RECORDS
■ ■ ■ ■ ■ ■ ■
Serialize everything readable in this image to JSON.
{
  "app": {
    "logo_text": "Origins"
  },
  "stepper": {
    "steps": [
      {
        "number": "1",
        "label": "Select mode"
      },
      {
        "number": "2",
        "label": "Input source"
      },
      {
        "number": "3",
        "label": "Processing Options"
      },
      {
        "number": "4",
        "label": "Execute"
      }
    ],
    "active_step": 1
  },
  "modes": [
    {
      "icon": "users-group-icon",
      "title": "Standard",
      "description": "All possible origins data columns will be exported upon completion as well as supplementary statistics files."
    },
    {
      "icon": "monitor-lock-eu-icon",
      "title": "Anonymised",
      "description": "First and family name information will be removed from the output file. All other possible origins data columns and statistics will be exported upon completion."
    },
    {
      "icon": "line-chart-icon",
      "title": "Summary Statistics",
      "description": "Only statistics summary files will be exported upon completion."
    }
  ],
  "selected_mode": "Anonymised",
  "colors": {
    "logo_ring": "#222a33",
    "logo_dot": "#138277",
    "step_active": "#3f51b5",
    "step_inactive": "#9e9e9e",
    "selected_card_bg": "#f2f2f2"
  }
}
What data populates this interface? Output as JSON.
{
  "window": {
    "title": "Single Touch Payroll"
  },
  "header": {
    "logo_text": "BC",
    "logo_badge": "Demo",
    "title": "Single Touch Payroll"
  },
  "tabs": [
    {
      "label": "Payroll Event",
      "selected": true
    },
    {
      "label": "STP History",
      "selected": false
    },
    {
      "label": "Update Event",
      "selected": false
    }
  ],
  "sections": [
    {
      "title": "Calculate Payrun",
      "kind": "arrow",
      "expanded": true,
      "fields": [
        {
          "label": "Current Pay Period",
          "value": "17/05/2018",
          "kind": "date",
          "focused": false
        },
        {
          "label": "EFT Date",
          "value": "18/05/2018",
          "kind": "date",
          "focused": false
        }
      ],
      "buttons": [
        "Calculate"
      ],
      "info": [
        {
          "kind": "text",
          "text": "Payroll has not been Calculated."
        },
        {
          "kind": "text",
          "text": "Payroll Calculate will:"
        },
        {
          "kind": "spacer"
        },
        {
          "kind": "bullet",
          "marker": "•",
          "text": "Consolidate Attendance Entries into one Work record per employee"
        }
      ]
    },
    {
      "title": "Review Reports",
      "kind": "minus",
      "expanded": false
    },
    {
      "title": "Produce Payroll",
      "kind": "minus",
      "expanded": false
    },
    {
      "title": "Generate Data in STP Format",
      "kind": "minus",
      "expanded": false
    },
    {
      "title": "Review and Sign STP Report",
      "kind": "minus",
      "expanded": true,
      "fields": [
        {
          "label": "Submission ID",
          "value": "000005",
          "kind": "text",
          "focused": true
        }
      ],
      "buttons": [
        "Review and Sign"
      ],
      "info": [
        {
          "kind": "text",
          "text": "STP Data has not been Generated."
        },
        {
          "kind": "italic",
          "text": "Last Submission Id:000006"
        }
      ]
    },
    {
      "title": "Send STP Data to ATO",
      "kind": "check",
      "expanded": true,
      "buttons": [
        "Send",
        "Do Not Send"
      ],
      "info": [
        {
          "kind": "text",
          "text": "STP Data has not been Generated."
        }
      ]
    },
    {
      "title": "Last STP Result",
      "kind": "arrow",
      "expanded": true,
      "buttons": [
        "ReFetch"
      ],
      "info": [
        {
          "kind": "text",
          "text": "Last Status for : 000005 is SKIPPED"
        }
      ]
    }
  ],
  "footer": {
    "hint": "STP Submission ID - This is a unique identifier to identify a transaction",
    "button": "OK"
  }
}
■ ■ ■ ■ ■ ■ ■
WHAT IS ASKED
Output the listing above without altering a single character.

OUTPUT FOR THIS EXERCISE
Serialize everything readable in this image to JSON.
{
  "app": {
    "logo_text": "Origins"
  },
  "stepper": {
    "steps": [
      {
        "number": "1",
        "label": "Select mode"
      },
      {
        "number": "2",
        "label": "Input source"
      },
      {
        "number": "3",
        "label": "Processing Options"
      },
      {
        "number": "4",
        "label": "Execute"
      }
    ],
    "active_step": 1
  },
  "modes": [
    {
      "icon": "users-group-icon",
      "title": "Standard",
      "description": "All possible origins data columns will be exported upon completion as well as supplementary statistics files."
    },
    {
      "icon": "monitor-lock-eu-icon",
      "title": "Anonymised",
      "description": "First and family name information will be removed from the output file. All other possible origins data columns and statistics will be exported upon completion."
    },
    {
      "icon": "line-chart-icon",
      "title": "Summary Statistics",
      "description": "Only statistics summary files will be exported upon completion."
    }
  ],
  "selected_mode": "Anonymised",
  "colors": {
    "logo_ring": "#222a33",
    "logo_dot": "#138277",
    "step_active": "#3f51b5",
    "step_inactive": "#9e9e9e",
    "selected_card_bg": "#f2f2f2"
  }
}
What data populates this interface? Output as JSON.
{
  "window": {
    "title": "Single Touch Payroll"
  },
  "header": {
    "logo_text": "BC",
    "logo_badge": "Demo",
    "title": "Single Touch Payroll"
  },
  "tabs": [
    {
      "label": "Payroll Event",
      "selected": true
    },
    {
      "label": "STP History",
      "selected": false
    },
    {
      "label": "Update Event",
      "selected": false
    }
  ],
  "sections": [
    {
      "title": "Calculate Payrun",
      "kind": "arrow",
      "expanded": true,
      "fields": [
        {
          "label": "Current Pay Period",
          "value": "17/05/2018",
          "kind": "date",
          "focused": false
        },
        {
          "label": "EFT Date",
          "value": "18/05/2018",
          "kind": "date",
          "focused": false
        }
      ],
      "buttons": [
        "Calculate"
      ],
      "info": [
        {
          "kind": "text",
          "text": "Payroll has not been Calculated."
        },
        {
          "kind": "text",
          "text": "Payroll Calculate will:"
        },
        {
          "kind": "spacer"
        },
        {
          "kind": "bullet",
          "marker": "•",
          "text": "Consolidate Attendance Entries into one Work record per employee"
        }
      ]
    },
    {
      "title": "Review Reports",
      "kind": "minus",
      "expanded": false
    },
    {
      "title": "Produce Payroll",
      "kind": "minus",
      "expanded": false
    },
    {
      "title": "Generate Data in STP Format",
      "kind": "minus",
      "expanded": false
    },
    {
      "title": "Review and Sign STP Report",
      "kind": "minus",
      "expanded": true,
      "fields": [
        {
          "label": "Submission ID",
          "value": "000005",
          "kind": "text",
          "focused": true
        }
      ],
      "buttons": [
        "Review and Sign"
      ],
      "info": [
        {
          "kind": "text",
          "text": "STP Data has not been Generated."
        },
        {
          "kind": "italic",
          "text": "Last Submission Id:000006"
        }
      ]
    },
    {
      "title": "Send STP Data to ATO",
      "kind": "check",
      "expanded": true,
      "buttons": [
        "Send",
        "Do Not Send"
      ],
      "info": [
        {
          "kind": "text",
          "text": "STP Data has not been Generated."
        }
      ]
    },
    {
      "title": "Last STP Result",
      "kind": "arrow",
      "expanded": true,
      "buttons": [
        "ReFetch"
      ],
      "info": [
        {
          "kind": "text",
          "text": "Last Status for : 000005 is SKIPPED"
        }
      ]
    }
  ],
  "footer": {
    "hint": "STP Submission ID - This is a unique identifier to identify a transaction",
    "button": "OK"
  }
}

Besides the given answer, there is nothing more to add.